WHAT YOU WILL DO: Search the records below for the word "рыболовство" and show every line where it occurs.

##### GIVEN DATA #####

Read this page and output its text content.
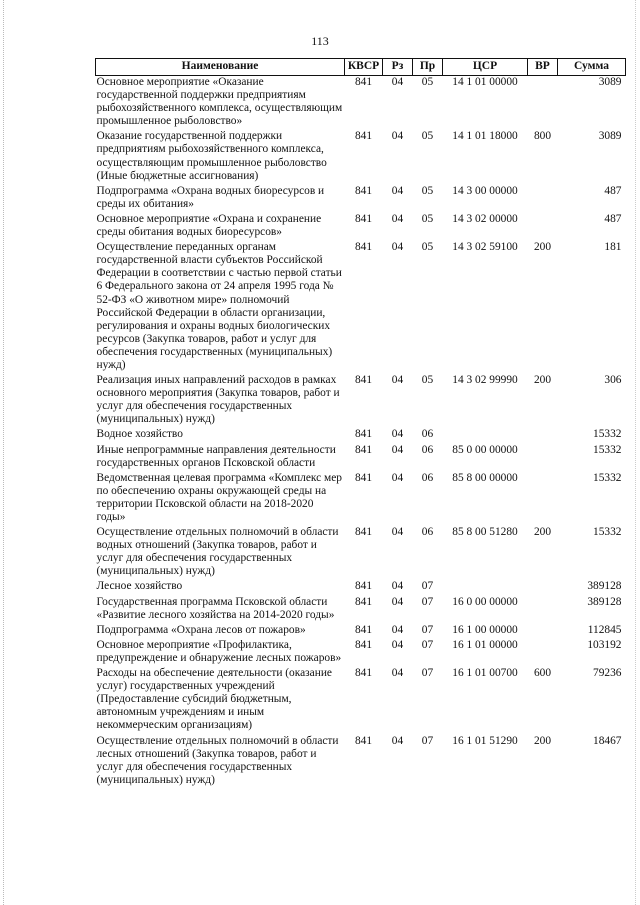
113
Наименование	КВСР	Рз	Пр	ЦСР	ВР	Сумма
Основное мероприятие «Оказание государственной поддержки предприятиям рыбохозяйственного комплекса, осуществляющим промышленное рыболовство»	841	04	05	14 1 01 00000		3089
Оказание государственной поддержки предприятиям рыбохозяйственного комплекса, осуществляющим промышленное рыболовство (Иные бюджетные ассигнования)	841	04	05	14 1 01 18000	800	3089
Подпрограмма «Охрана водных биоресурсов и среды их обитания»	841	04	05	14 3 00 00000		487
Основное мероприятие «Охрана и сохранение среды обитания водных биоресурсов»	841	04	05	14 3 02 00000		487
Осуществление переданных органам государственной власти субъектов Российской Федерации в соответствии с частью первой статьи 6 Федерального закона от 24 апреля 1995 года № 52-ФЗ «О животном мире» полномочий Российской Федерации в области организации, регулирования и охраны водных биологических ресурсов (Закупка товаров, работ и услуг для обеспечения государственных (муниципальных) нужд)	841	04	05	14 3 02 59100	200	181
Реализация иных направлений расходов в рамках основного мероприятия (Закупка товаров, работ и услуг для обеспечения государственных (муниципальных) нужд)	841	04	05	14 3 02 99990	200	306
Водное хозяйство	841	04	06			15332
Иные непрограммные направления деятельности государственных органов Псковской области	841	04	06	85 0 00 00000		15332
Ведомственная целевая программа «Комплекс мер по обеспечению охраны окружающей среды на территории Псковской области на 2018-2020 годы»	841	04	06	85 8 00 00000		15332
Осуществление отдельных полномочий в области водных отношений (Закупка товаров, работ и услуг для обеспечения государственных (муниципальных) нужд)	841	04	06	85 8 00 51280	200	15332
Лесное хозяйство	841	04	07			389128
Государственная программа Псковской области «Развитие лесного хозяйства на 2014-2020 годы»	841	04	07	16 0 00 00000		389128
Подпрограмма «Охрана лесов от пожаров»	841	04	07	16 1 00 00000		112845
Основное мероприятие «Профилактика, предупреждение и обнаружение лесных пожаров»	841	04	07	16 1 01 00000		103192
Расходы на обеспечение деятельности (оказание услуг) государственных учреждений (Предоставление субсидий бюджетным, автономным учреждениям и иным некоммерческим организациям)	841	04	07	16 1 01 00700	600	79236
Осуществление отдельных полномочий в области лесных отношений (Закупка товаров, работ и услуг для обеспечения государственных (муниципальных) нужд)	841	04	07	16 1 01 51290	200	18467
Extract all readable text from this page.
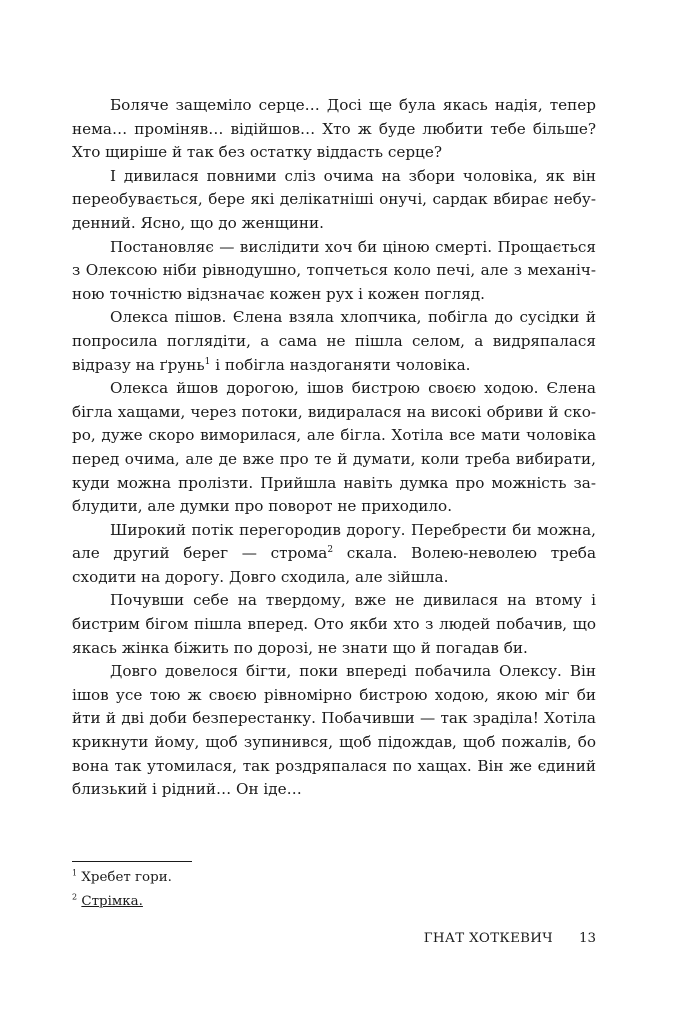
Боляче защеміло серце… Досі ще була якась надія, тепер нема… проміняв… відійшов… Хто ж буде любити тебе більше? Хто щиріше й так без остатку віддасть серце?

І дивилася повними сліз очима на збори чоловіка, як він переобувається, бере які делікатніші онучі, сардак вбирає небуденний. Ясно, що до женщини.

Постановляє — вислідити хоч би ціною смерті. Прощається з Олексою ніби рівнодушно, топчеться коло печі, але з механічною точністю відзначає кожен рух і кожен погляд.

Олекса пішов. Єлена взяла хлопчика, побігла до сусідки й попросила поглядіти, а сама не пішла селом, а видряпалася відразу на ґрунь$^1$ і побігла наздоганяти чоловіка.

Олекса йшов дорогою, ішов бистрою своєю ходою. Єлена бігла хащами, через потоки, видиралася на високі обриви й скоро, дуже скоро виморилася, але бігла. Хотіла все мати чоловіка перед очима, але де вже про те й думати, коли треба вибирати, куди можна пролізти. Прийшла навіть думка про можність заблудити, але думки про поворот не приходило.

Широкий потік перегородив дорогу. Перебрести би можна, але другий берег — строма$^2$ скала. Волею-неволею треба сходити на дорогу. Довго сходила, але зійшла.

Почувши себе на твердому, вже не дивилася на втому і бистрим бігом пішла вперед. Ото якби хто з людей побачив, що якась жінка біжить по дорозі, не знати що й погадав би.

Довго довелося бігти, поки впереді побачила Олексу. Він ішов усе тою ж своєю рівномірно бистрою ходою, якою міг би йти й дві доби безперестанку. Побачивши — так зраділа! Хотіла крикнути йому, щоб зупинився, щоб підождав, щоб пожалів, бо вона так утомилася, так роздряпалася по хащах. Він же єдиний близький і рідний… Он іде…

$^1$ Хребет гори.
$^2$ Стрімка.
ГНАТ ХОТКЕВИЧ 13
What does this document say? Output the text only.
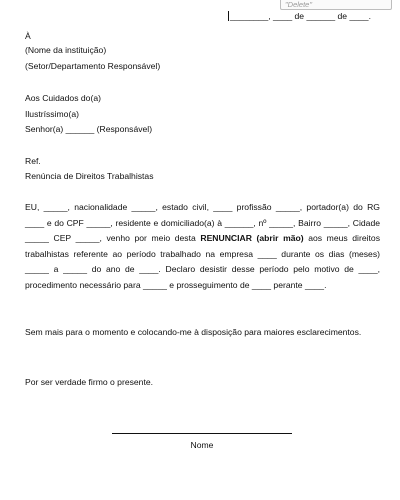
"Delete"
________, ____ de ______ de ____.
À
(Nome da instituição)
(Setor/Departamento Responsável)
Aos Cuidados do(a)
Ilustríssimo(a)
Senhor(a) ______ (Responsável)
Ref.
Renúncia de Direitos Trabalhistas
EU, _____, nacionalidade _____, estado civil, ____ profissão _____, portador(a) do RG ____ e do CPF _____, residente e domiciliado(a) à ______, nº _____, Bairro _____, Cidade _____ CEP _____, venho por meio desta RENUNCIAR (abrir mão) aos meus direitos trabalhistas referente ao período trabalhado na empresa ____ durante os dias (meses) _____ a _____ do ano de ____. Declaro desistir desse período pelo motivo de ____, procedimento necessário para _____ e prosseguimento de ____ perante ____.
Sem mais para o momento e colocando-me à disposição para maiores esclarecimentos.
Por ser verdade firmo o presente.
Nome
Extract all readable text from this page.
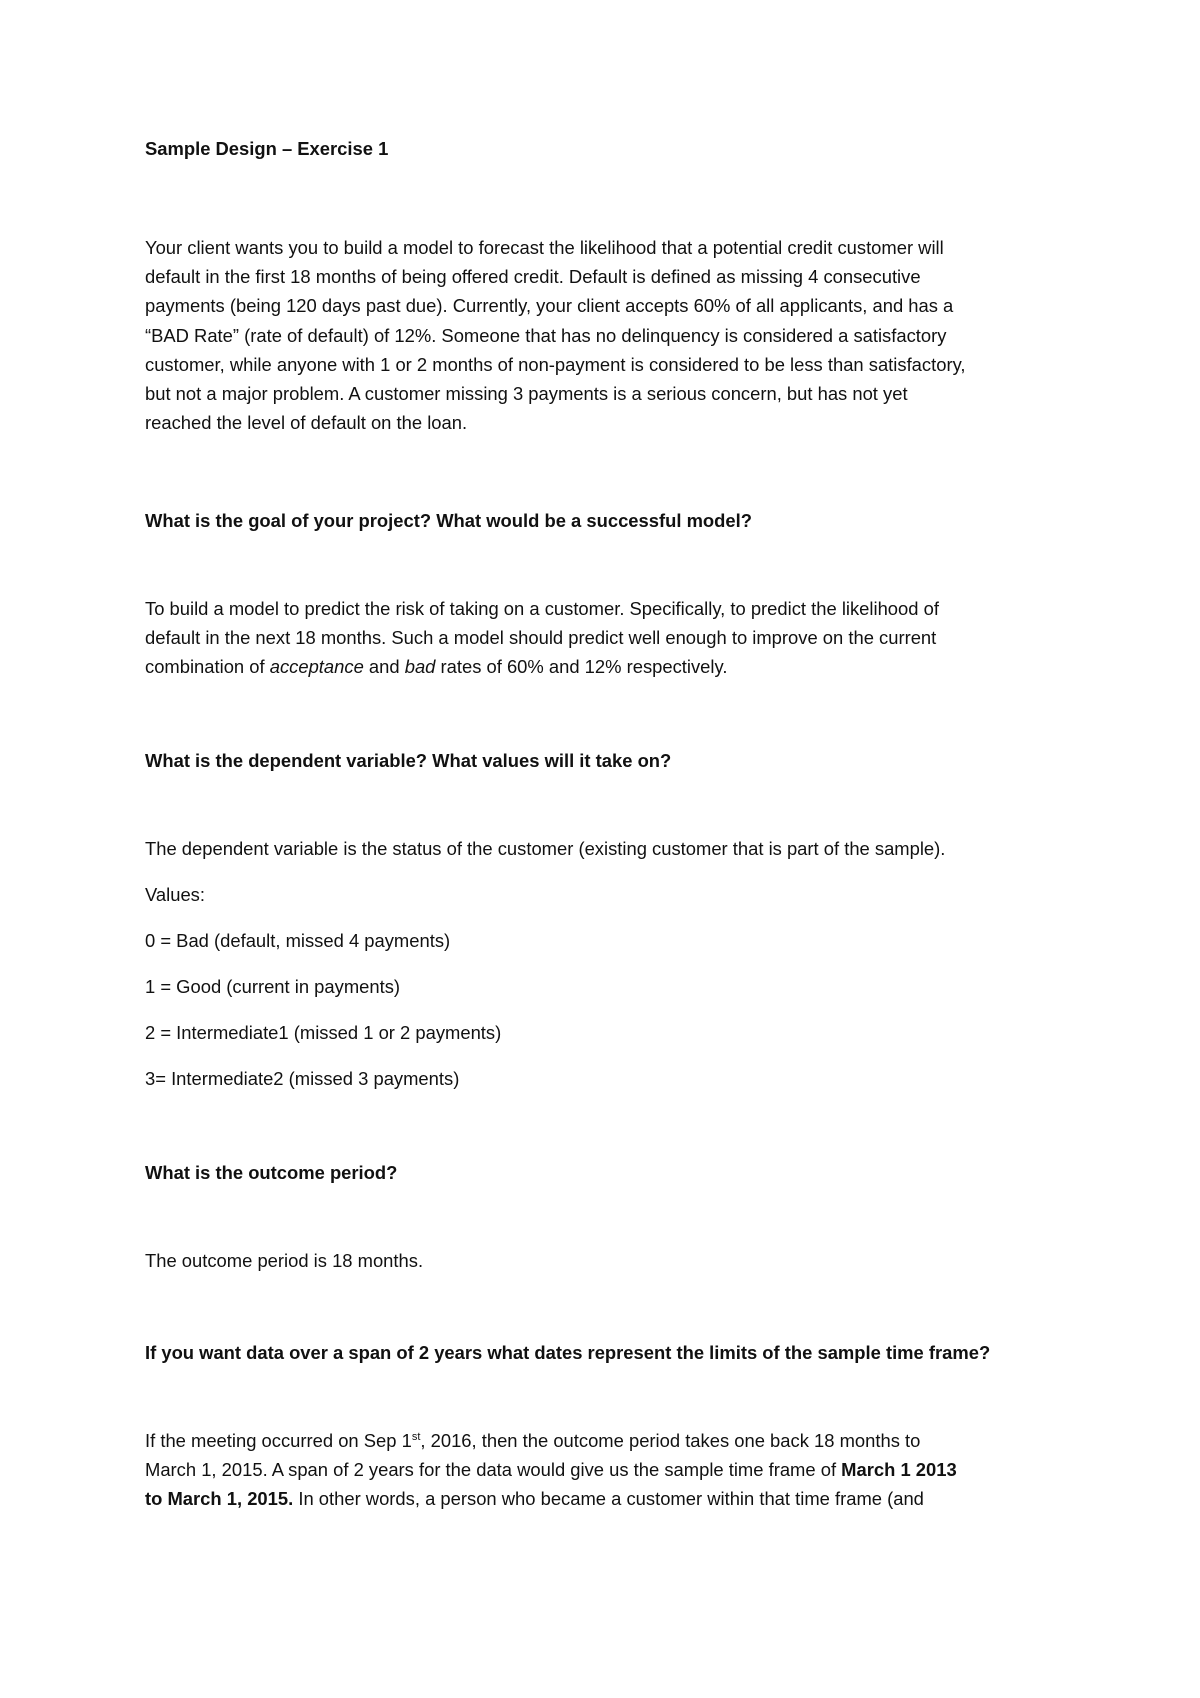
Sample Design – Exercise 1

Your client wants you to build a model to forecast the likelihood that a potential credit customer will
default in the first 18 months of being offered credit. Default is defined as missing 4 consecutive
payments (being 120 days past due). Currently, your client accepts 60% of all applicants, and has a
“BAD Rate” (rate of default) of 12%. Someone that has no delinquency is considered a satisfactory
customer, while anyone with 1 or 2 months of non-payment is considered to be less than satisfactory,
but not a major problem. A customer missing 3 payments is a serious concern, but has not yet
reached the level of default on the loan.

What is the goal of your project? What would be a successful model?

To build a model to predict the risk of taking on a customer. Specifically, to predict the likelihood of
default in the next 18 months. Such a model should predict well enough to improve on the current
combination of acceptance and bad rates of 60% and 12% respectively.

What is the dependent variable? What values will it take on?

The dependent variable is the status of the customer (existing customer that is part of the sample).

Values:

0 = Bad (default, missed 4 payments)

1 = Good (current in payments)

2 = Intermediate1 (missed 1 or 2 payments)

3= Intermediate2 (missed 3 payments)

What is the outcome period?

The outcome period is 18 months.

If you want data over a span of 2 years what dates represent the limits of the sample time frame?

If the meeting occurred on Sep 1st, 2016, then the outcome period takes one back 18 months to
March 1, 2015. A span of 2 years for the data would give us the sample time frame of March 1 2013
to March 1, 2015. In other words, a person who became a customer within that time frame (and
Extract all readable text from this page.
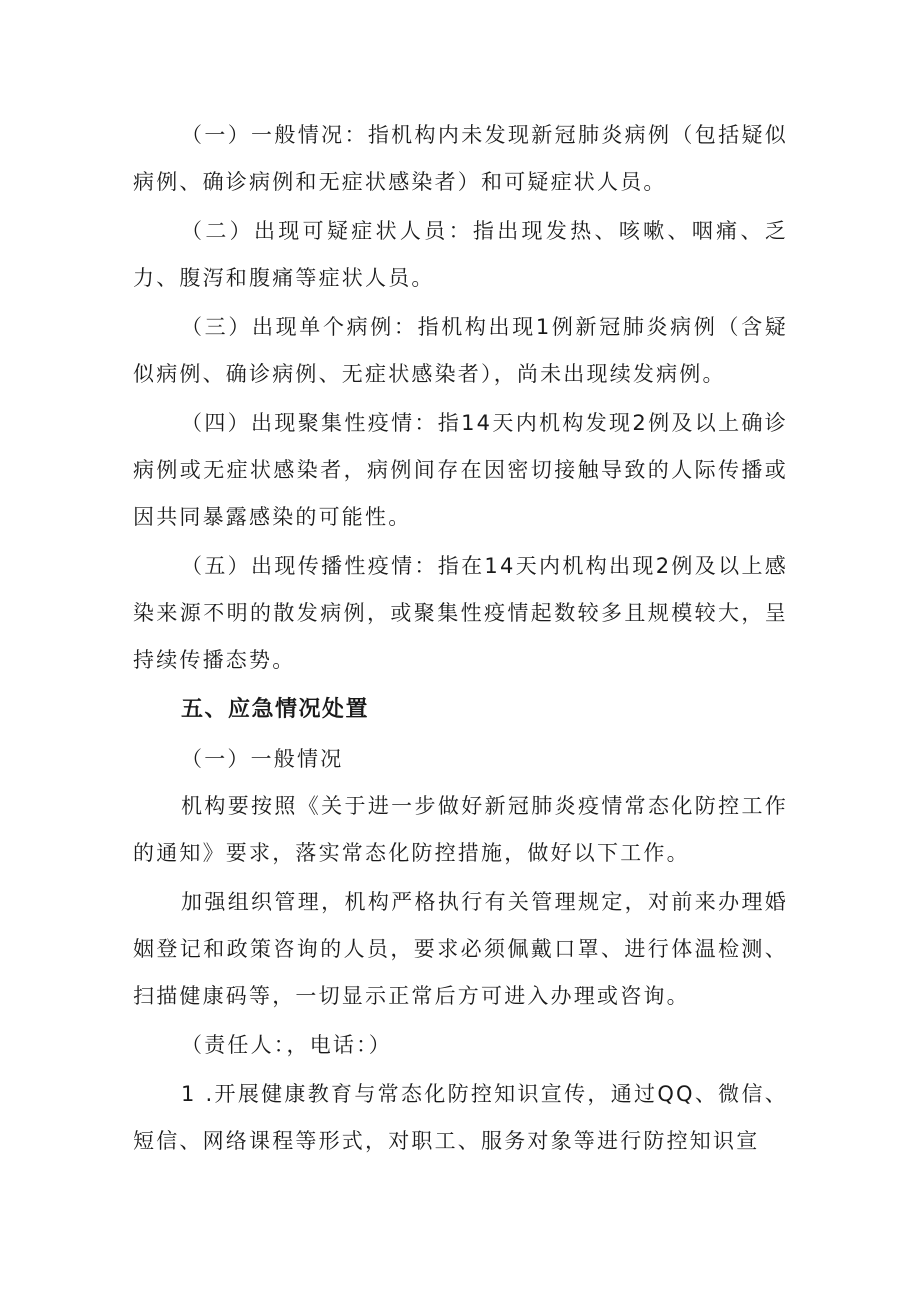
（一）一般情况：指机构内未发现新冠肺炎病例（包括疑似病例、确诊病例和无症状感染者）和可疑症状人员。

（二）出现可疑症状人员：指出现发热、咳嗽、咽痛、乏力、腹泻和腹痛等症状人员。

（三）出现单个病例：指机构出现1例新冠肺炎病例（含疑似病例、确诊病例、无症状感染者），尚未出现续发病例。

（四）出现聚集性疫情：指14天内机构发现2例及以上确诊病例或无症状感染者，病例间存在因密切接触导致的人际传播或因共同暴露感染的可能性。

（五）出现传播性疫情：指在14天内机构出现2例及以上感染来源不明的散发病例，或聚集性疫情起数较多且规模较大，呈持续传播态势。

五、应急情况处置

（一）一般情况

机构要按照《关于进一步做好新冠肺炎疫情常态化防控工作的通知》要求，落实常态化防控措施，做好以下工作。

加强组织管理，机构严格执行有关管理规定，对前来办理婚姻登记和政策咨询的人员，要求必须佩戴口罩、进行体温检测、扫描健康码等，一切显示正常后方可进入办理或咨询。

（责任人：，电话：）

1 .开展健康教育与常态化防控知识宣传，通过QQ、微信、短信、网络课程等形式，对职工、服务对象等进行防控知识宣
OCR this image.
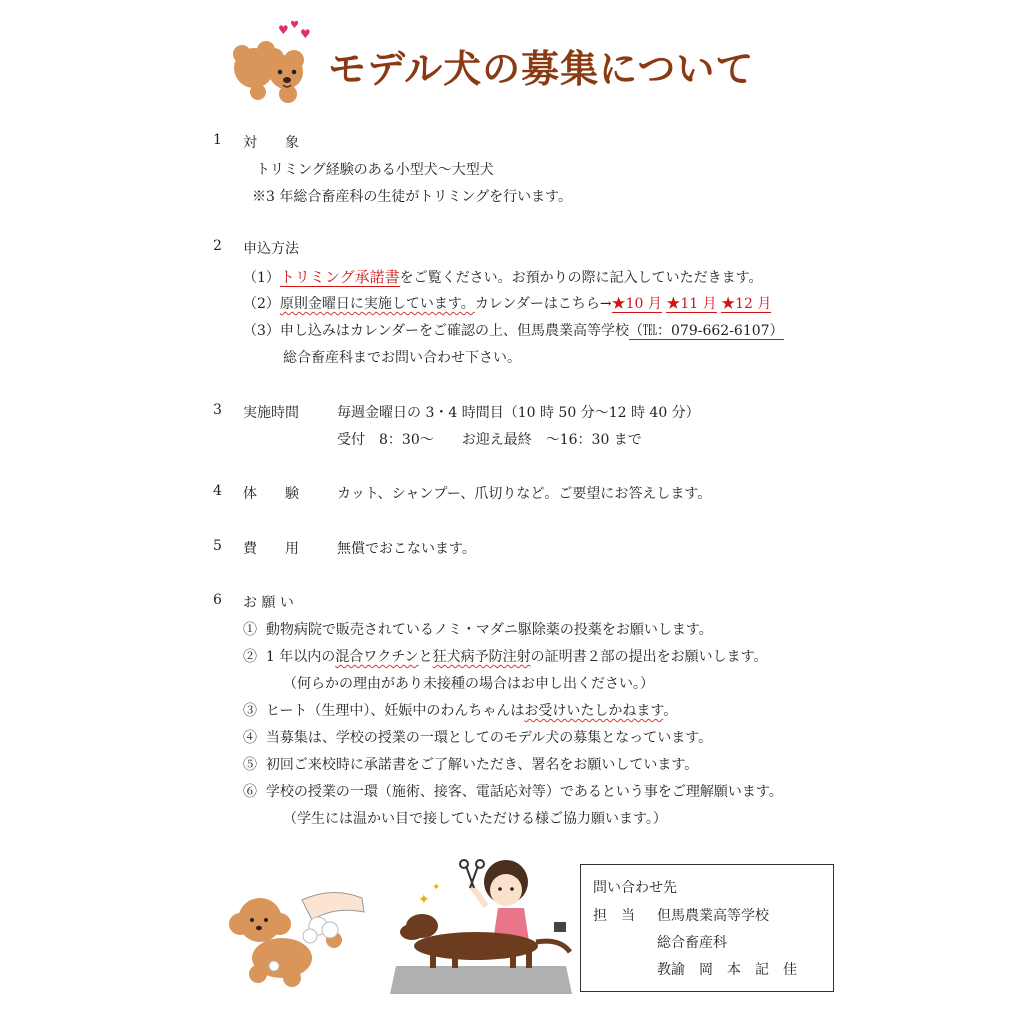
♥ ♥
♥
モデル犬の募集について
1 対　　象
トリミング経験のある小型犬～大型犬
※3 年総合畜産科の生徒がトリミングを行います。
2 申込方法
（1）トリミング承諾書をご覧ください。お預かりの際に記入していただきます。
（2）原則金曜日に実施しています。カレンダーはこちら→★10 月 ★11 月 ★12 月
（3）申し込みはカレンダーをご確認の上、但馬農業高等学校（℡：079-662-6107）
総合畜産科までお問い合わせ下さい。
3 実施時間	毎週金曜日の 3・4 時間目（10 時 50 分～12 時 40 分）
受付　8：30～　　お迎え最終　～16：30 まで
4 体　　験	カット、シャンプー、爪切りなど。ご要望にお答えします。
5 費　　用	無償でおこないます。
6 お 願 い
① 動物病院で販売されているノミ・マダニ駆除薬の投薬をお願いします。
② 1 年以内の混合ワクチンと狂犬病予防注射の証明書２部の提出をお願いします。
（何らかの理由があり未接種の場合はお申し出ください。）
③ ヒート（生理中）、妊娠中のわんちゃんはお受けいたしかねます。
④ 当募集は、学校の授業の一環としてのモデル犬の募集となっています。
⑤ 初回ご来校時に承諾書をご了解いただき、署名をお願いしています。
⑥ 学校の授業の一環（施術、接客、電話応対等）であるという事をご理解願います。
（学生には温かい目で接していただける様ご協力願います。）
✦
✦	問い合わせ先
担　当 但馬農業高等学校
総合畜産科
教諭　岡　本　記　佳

#####

TASK OUTPUT:
Основное мероприятие «Оказание государственной поддержки предприятиям рыбохозяйственного комплекса, осуществляющим промышленное рыболовство»	841	04	05	14 1 01 00000		3089
Оказание государственной поддержки предприятиям рыбохозяйственного комплекса, осуществляющим промышленное рыболовство (Иные бюджетные ассигнования)	841	04	05	14 1 01 18000	800	3089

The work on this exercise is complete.